Directions for this task | Which lines contain the word "dark"? Return each of them as written.

○ ○ ○ ○ ○

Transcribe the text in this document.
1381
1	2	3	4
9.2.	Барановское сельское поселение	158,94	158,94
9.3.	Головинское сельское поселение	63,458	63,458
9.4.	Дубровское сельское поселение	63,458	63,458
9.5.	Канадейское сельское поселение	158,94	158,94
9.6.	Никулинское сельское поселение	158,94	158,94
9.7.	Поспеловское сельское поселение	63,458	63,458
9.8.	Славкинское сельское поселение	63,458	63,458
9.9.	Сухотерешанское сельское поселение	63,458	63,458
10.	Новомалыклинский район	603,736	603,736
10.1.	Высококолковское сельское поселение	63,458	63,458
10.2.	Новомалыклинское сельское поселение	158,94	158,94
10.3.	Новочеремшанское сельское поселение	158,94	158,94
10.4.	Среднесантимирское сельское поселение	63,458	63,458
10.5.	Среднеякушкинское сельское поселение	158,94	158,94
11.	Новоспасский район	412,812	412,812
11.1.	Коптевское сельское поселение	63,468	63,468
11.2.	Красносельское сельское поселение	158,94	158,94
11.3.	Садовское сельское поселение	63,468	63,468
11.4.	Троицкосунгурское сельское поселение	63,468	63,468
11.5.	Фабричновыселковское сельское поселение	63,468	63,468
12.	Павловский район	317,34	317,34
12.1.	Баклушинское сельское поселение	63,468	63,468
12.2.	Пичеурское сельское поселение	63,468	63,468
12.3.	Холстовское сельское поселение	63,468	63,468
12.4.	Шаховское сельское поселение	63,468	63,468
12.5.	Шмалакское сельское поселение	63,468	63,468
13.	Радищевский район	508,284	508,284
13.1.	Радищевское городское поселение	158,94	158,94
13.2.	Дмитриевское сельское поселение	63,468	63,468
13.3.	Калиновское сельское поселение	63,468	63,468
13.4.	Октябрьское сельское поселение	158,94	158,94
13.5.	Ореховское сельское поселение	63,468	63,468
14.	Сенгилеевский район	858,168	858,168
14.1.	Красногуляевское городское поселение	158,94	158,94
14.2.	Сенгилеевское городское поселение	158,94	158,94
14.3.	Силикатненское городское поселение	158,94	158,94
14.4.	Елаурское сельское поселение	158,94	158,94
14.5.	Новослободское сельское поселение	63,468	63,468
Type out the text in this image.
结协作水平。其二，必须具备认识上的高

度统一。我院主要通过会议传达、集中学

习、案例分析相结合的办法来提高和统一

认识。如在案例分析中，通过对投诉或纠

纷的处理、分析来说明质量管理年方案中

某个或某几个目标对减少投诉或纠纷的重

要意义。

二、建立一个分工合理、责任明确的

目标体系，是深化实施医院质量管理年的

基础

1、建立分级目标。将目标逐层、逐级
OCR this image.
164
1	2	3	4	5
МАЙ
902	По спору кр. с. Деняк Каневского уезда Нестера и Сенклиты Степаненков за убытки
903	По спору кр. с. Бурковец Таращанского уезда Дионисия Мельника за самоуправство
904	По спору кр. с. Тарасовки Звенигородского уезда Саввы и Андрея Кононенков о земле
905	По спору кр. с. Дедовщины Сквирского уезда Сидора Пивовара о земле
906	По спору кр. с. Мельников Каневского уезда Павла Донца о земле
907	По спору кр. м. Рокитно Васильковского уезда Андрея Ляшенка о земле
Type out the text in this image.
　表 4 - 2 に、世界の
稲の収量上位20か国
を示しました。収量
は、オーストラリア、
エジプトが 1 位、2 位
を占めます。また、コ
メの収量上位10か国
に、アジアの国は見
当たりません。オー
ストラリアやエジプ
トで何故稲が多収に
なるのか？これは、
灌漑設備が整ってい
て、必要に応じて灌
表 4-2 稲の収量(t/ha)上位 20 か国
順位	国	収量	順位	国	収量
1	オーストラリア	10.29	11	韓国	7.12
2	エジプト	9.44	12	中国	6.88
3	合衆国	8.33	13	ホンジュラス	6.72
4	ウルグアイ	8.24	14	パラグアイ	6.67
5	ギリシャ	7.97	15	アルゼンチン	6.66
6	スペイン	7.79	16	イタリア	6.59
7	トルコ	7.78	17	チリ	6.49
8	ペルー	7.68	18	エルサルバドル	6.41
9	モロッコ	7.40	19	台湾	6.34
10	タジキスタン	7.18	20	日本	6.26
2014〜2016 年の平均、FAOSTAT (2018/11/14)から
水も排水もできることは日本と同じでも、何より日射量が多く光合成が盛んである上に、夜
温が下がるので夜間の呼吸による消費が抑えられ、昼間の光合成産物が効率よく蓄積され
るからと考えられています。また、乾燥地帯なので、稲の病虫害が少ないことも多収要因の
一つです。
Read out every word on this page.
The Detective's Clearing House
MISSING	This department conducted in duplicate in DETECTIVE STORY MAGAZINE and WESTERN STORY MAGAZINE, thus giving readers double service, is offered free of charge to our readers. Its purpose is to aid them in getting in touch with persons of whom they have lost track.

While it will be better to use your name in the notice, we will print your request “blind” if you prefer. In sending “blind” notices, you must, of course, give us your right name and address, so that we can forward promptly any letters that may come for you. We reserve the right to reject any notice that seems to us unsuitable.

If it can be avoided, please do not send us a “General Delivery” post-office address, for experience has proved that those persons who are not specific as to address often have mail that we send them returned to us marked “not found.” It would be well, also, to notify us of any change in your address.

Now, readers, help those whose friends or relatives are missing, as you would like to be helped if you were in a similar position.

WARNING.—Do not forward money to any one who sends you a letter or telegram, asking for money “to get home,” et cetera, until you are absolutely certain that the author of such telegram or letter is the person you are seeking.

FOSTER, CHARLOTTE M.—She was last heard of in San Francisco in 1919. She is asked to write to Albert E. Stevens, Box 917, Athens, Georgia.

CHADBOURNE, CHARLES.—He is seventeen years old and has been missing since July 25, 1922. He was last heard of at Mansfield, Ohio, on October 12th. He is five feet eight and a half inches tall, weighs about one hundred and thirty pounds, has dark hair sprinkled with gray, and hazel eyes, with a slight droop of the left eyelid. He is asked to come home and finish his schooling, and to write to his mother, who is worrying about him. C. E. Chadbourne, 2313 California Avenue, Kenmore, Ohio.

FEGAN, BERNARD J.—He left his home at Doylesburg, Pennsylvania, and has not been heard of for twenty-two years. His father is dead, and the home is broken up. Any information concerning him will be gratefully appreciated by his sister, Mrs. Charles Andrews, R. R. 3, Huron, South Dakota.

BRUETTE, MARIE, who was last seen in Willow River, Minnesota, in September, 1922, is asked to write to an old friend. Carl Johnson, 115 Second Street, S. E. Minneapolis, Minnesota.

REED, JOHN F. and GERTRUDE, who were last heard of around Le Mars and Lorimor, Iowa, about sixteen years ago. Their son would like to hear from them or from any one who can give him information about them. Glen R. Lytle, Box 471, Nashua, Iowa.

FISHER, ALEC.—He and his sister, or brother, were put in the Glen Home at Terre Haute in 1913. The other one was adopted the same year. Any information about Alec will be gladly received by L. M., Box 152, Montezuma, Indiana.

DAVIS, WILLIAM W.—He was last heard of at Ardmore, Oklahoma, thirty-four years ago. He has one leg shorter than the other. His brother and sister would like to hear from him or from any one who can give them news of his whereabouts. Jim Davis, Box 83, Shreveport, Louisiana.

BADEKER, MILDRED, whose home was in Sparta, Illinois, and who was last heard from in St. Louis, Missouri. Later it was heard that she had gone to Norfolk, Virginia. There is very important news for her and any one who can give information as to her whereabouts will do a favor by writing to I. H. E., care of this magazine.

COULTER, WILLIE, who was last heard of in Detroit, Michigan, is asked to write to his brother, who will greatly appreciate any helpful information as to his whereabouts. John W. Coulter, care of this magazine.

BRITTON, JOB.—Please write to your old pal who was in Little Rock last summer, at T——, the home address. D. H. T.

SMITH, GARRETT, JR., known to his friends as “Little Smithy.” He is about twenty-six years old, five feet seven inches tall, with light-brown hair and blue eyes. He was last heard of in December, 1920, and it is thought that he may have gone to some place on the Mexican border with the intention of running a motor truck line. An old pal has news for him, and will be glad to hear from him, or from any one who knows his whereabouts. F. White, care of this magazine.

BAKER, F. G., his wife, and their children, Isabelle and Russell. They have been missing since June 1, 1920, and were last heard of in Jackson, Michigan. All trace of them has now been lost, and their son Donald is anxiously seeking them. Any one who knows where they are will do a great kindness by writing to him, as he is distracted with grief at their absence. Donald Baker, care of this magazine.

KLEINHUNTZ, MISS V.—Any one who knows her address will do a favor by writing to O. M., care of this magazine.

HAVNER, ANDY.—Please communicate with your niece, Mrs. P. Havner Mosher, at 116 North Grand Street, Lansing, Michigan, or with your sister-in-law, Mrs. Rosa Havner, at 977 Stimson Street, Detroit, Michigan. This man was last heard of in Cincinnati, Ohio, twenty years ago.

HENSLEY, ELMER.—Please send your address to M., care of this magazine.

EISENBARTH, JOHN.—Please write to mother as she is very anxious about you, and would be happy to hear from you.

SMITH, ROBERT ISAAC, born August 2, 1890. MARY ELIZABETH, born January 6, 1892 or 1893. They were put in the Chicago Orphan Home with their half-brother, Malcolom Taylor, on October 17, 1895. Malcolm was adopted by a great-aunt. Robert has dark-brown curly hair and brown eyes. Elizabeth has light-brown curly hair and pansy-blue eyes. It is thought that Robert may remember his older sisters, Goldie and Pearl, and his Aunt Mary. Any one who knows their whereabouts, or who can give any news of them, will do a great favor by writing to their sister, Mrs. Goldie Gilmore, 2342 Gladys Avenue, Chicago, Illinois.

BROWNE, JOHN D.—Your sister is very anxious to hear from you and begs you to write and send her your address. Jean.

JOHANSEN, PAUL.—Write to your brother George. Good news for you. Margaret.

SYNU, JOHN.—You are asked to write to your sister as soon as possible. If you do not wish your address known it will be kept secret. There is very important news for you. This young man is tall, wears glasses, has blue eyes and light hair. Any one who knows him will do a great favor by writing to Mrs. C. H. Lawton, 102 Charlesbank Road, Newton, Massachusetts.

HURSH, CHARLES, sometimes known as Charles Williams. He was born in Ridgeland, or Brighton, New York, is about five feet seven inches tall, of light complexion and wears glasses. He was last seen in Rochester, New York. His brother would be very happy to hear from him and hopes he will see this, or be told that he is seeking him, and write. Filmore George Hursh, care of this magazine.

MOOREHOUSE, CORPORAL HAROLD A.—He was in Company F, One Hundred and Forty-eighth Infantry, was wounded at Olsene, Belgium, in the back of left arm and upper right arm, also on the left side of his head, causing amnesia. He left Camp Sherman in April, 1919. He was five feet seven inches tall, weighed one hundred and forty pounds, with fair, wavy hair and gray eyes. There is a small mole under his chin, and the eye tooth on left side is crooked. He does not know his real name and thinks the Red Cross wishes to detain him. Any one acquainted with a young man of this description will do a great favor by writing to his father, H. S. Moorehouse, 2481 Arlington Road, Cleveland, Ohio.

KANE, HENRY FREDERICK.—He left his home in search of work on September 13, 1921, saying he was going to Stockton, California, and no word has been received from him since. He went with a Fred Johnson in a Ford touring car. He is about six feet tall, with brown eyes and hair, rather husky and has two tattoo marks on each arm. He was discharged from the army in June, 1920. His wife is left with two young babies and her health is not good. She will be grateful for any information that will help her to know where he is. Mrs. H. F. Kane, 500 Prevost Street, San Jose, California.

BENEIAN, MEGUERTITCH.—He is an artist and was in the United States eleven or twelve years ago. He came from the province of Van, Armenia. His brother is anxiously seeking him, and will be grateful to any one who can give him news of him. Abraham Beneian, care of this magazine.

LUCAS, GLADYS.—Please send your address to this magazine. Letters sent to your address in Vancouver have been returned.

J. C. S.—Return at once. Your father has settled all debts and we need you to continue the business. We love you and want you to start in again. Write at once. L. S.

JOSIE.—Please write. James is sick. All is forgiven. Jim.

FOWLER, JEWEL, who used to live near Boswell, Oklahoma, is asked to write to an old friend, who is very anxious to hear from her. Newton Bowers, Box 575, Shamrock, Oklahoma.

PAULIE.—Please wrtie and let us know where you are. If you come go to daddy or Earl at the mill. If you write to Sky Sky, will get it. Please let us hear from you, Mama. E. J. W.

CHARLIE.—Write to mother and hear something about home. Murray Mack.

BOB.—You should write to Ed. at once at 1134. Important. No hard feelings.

○ ○ ○ ○ ○

Reply |
CHADBOURNE, CHARLES.—He is seventeen years old and has been missing since July 25, 1922. He was last heard of at Mansfield, Ohio, on October 12th. He is five feet eight and a half inches tall, weighs about one hundred and thirty pounds, has dark hair sprinkled with gray, and hazel eyes, with a slight droop of the left eyelid. He is asked to come home and finish his schooling, and to write to his mother, who is worrying about him. C. E. Chadbourne, 2313 California Avenue, Kenmore, Ohio.
SMITH, ROBERT ISAAC, born August 2, 1890. MARY ELIZABETH, born January 6, 1892 or 1893. They were put in the Chicago Orphan Home with their half-brother, Malcolom Taylor, on October 17, 1895. Malcolm was adopted by a great-aunt. Robert has dark-brown curly hair and brown eyes. Elizabeth has light-brown curly hair and pansy-blue eyes. It is thought that Robert may remember his older sisters, Goldie and Pearl, and his Aunt Mary. Any one who knows their whereabouts, or who can give any news of them, will do a great favor by writing to their sister, Mrs. Goldie Gilmore, 2342 Gladys Avenue, Chicago, Illinois.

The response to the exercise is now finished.